Text shown:
(begin)

The book is full of anecdotes and stories about an iconic boarding school in Groton, Massachusetts. President Franklin Delano Roosevelt was one of its many distinguished alumni.

Around 1890 schoolboys would gather together to celebrate the end of the week. They would enjoy a drink made from raspberry syrup and water, and the drink was called “Google.” Over time the word Google became the generic term for the weekly party regardless of the beverage. And today, if you walk around the Google campus, you can sense a festive feeling everywhere.

So, what’s Google? It’s a success story resulting from creativity. It’s the sum of ideas, knowledge and value. It’s an idea that escalated to the largest human network ever developed.

In short, Google has done more to connect and bring humanity together than all the work accomplished by all the governments and international organizations throughout history. This is the power of ideas and knowledge joined together.

(end)

For each statement below, decide whether the text about Google supports it. Give yes or no with the deciding words from the text.
1. Around 1890, schoolboys drank something made from raspberry syrup and water.
2. Franklin Delano Roosevelt founded the school.
3. The weekly party was called Google only when the raspberry drink was served.
The records have no connection to the text about Google.

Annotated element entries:
(begin)

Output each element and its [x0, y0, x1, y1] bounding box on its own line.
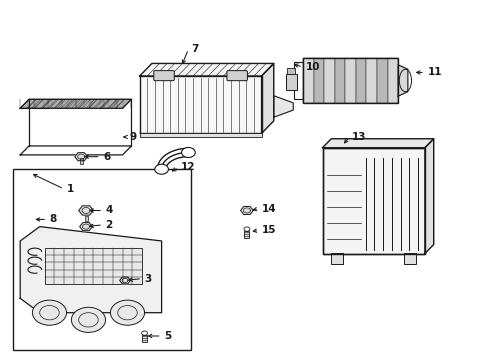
- Text: 1: 1: [66, 184, 74, 194]
- Bar: [345, 58, 355, 103]
- Bar: [80, 158, 82, 164]
- Polygon shape: [120, 277, 130, 284]
- Polygon shape: [20, 146, 131, 155]
- Bar: [355, 58, 366, 103]
- Text: 8: 8: [49, 215, 57, 224]
- Polygon shape: [20, 226, 161, 313]
- FancyBboxPatch shape: [226, 71, 247, 81]
- Bar: [322, 148, 424, 253]
- Bar: [287, 68, 295, 74]
- Text: 4: 4: [105, 206, 113, 216]
- Polygon shape: [80, 222, 92, 231]
- Circle shape: [155, 164, 168, 174]
- Text: 13: 13: [351, 132, 366, 142]
- Bar: [244, 230, 249, 238]
- Bar: [313, 58, 324, 103]
- Bar: [322, 148, 424, 253]
- Circle shape: [71, 307, 105, 332]
- Text: 14: 14: [261, 204, 276, 214]
- Text: 12: 12: [181, 162, 195, 172]
- Polygon shape: [20, 99, 131, 108]
- Bar: [285, 74, 296, 90]
- Bar: [294, 62, 303, 99]
- Polygon shape: [140, 63, 273, 76]
- Circle shape: [110, 300, 144, 325]
- Bar: [140, 133, 261, 137]
- Polygon shape: [322, 139, 433, 148]
- Text: 11: 11: [427, 67, 441, 77]
- Text: 7: 7: [190, 44, 198, 54]
- Polygon shape: [424, 139, 433, 253]
- Circle shape: [32, 300, 66, 325]
- Bar: [13, 169, 190, 350]
- Text: 2: 2: [105, 220, 113, 230]
- Text: 15: 15: [261, 225, 276, 235]
- Bar: [376, 58, 387, 103]
- Text: 6: 6: [103, 152, 110, 162]
- Bar: [387, 58, 397, 103]
- Bar: [303, 58, 313, 103]
- Polygon shape: [240, 206, 253, 215]
- Bar: [404, 253, 415, 264]
- Bar: [334, 58, 345, 103]
- Polygon shape: [79, 206, 93, 215]
- FancyBboxPatch shape: [154, 71, 174, 81]
- Bar: [330, 253, 342, 264]
- Bar: [303, 58, 397, 103]
- Bar: [44, 248, 142, 284]
- Bar: [142, 334, 147, 342]
- Circle shape: [181, 148, 195, 157]
- Polygon shape: [140, 76, 261, 134]
- Polygon shape: [273, 96, 293, 117]
- Bar: [366, 58, 376, 103]
- Text: 3: 3: [144, 274, 151, 284]
- Polygon shape: [397, 65, 407, 96]
- Text: 10: 10: [305, 62, 319, 72]
- Bar: [324, 58, 334, 103]
- Text: 9: 9: [130, 132, 137, 142]
- Text: 5: 5: [163, 331, 171, 341]
- Bar: [84, 216, 88, 221]
- Polygon shape: [261, 63, 273, 134]
- Polygon shape: [75, 153, 87, 161]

(end)

Written answer:
1. Yes: "They would enjoy a drink made from raspberry syrup and water"
2. No: "President Franklin Delano Roosevelt was one of its many distinguished alumni."
3. No: "Over time the word Google became the generic term for the weekly party regardless of the beverage."